* **EXERCISE DESCRIPTION**
Reproduce the records below exactly, leaving out any pictures.

--- EXERCISE INPUTS ---

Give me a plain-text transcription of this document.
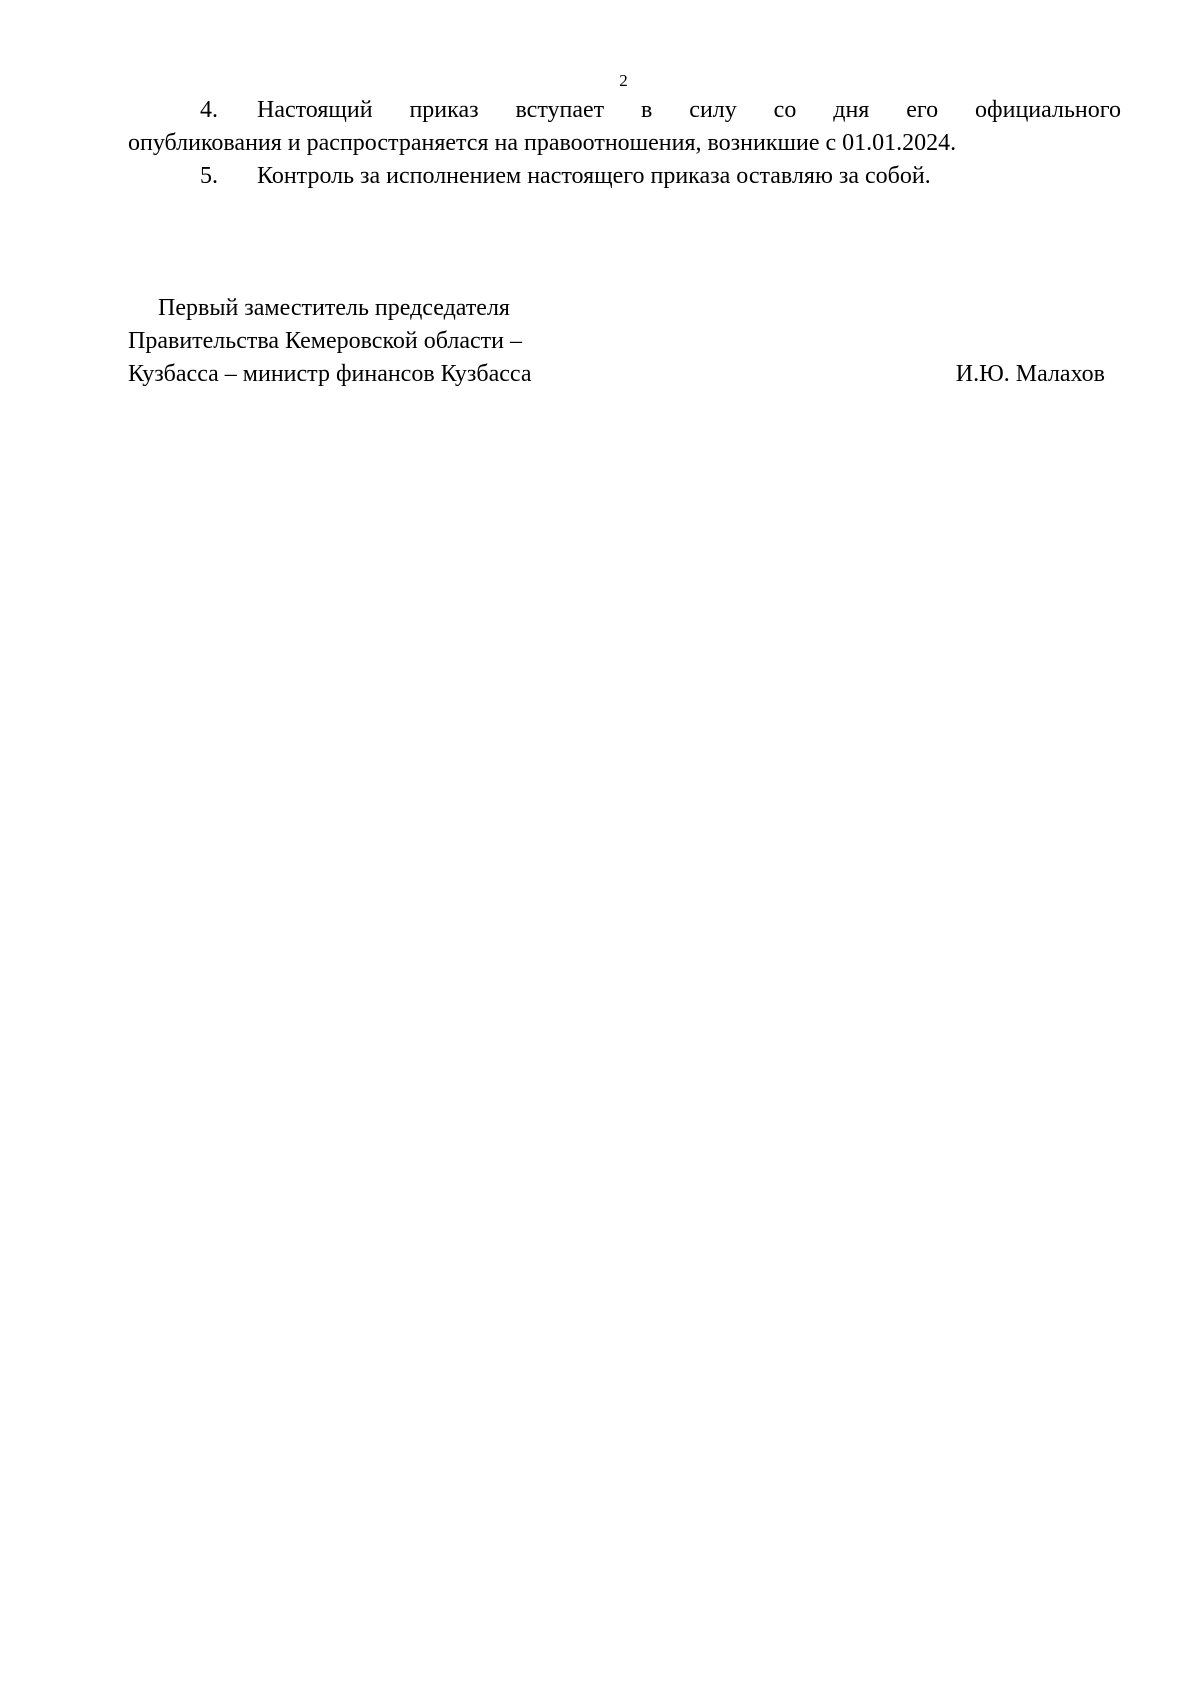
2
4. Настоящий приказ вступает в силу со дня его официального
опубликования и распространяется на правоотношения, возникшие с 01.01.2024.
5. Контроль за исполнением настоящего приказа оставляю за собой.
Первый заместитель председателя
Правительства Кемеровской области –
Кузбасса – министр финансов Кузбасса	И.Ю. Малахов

---

* **FULL ANSWER**
Give me a plain-text transcription of this document.
2
4. Настоящий приказ вступает в силу со дня его официального
опубликования и распространяется на правоотношения, возникшие с 01.01.2024.
5. Контроль за исполнением настоящего приказа оставляю за собой.
Первый заместитель председателя
Правительства Кемеровской области –
Кузбасса – министр финансов Кузбасса	И.Ю. Малахов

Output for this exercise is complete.